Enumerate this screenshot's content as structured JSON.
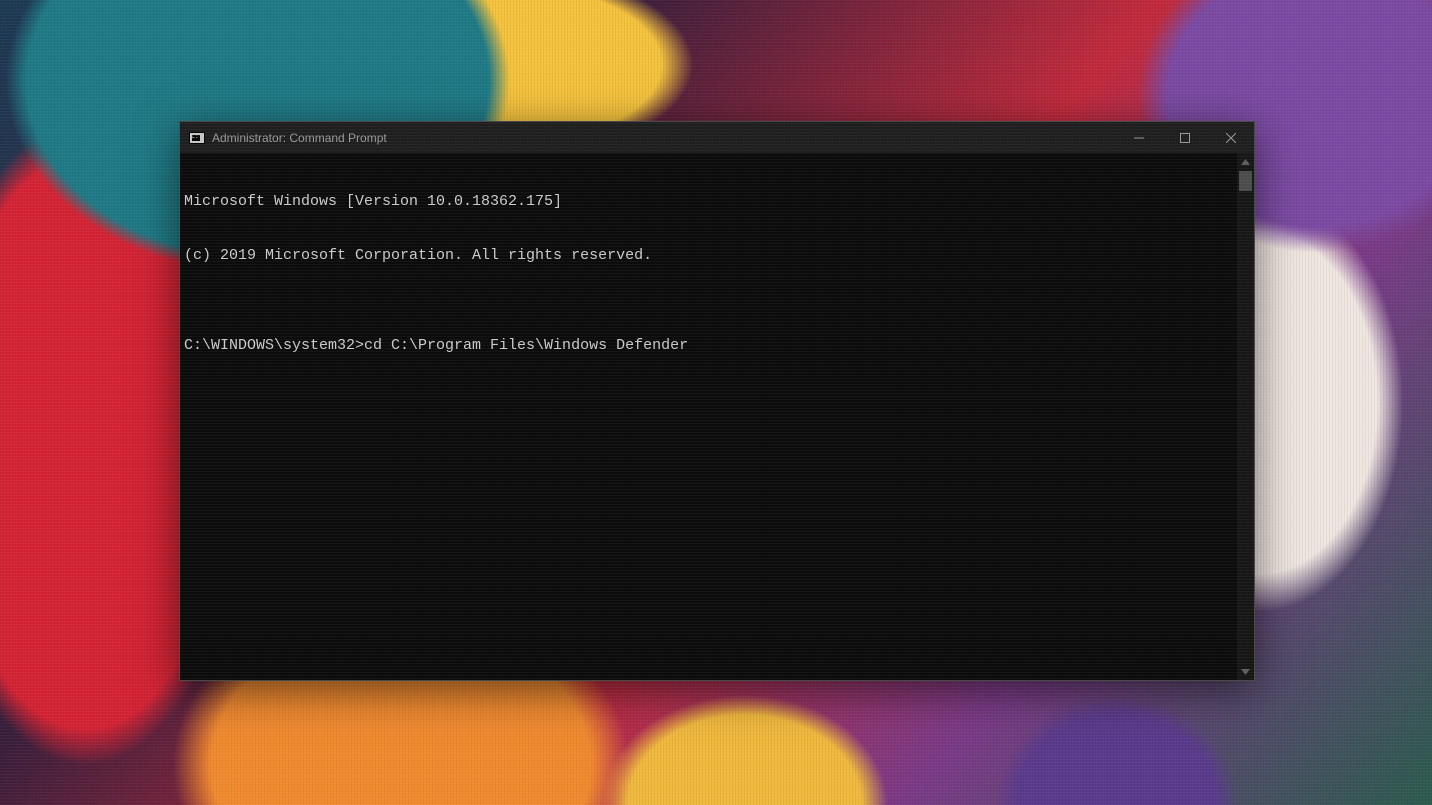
{
  "window": {
    "title": "Administrator: Command Prompt"
  },
  "console": {
    "lines": [
      "Microsoft Windows [Version 10.0.18362.175]",
      "(c) 2019 Microsoft Corporation. All rights reserved.",
      "",
      "C:\\WINDOWS\\system32>cd C:\\Program Files\\Windows Defender"
    ]
  }
}
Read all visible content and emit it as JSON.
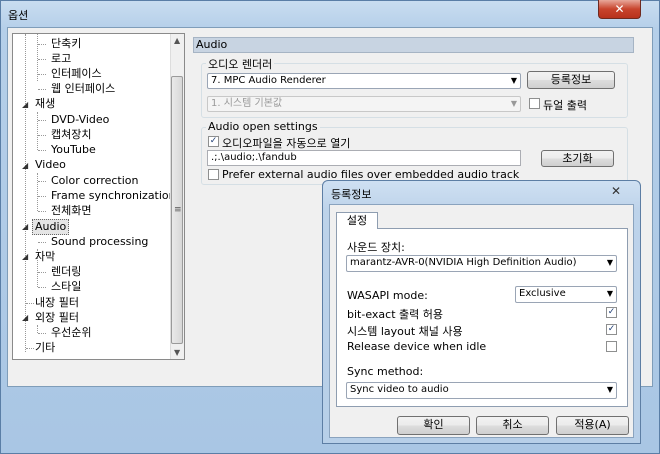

What is needed:
Can you retype every record above exactly, leaving out the pictures?

Exercise output:
Enumerate this screenshot's content as structured JSON.
{
  "window": {
    "title": "Administrator: Command Prompt"
  },
  "console": {
    "lines": [
      "Microsoft Windows [Version 10.0.18362.175]",
      "(c) 2019 Microsoft Corporation. All rights reserved.",
      "",
      "C:\\WINDOWS\\system32>cd C:\\Program Files\\Windows Defender"
    ]
  }
}
Read all visible content and emit it as JSON.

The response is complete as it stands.